*Required task*
Check each line of the data for "Interior" and select those that have it.

- - - -

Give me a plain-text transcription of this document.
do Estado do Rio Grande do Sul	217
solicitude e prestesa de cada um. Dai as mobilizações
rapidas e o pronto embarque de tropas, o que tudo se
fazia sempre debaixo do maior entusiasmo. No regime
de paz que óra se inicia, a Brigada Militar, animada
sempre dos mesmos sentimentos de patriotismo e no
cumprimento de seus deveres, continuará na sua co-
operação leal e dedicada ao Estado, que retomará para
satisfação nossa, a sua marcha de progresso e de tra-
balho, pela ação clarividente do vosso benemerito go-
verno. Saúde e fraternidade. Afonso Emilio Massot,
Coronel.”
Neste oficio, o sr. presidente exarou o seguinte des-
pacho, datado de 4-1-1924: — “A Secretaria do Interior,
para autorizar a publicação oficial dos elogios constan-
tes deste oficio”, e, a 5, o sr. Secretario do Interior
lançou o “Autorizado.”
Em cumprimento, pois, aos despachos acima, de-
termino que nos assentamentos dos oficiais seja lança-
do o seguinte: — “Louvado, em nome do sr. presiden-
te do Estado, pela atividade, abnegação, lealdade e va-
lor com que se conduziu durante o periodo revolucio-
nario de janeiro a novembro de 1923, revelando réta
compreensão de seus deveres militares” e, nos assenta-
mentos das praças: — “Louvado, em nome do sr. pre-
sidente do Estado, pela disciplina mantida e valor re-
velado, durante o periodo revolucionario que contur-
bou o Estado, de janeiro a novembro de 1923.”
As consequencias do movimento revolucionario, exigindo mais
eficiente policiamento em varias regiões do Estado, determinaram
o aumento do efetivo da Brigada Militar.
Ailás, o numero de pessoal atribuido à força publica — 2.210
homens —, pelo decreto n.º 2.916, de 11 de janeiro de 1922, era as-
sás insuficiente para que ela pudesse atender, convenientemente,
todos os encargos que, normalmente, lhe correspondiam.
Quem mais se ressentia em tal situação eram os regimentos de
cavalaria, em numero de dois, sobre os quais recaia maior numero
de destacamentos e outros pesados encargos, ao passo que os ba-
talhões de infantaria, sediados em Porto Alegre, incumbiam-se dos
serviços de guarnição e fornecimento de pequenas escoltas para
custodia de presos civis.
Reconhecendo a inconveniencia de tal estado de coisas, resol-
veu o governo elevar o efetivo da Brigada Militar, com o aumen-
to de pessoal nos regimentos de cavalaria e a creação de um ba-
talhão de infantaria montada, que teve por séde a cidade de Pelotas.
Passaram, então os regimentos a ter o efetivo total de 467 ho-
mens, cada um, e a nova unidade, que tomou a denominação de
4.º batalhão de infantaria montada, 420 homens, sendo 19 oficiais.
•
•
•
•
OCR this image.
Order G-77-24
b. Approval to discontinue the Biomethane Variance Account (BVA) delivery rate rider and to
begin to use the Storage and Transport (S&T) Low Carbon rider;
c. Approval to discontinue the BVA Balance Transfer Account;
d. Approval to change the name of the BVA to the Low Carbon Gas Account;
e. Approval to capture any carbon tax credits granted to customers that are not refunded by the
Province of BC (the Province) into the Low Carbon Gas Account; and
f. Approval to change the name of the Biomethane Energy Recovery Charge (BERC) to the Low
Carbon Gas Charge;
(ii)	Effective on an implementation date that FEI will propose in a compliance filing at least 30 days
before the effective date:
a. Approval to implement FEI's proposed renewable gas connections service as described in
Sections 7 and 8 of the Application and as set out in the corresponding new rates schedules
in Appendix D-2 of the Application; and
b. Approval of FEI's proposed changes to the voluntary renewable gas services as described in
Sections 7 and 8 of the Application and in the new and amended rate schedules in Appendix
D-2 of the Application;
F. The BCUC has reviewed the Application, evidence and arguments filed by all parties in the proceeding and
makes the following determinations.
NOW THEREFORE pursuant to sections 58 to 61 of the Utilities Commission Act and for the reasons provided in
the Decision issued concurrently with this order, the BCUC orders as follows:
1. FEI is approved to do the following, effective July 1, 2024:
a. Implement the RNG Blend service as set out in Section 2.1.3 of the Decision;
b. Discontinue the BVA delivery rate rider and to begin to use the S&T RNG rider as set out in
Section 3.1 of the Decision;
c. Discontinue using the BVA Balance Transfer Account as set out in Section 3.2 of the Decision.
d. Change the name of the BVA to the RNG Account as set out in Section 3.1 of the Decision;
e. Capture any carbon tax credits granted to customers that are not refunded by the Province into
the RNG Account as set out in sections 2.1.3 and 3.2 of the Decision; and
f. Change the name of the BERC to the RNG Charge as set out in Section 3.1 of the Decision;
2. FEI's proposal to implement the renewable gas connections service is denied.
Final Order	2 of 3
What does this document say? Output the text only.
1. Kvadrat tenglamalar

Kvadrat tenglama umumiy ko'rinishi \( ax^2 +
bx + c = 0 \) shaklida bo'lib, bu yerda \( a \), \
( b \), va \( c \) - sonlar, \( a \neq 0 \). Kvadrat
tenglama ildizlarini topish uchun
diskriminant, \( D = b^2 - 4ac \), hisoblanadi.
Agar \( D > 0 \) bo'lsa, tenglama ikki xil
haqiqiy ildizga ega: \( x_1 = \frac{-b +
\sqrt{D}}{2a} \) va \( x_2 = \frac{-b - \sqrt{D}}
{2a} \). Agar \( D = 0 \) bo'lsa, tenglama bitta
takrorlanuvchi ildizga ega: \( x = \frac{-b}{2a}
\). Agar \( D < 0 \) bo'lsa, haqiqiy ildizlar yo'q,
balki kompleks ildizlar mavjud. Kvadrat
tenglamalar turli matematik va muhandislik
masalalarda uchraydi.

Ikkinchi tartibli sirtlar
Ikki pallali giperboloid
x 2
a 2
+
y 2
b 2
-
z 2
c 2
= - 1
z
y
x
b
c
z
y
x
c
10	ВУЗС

- - - -

*Correct answer*
pacho, datado de 4-1-1924: — “A Secretaria do Interior,
tes deste oficio”, e, a 5, o sr. Secretario do Interior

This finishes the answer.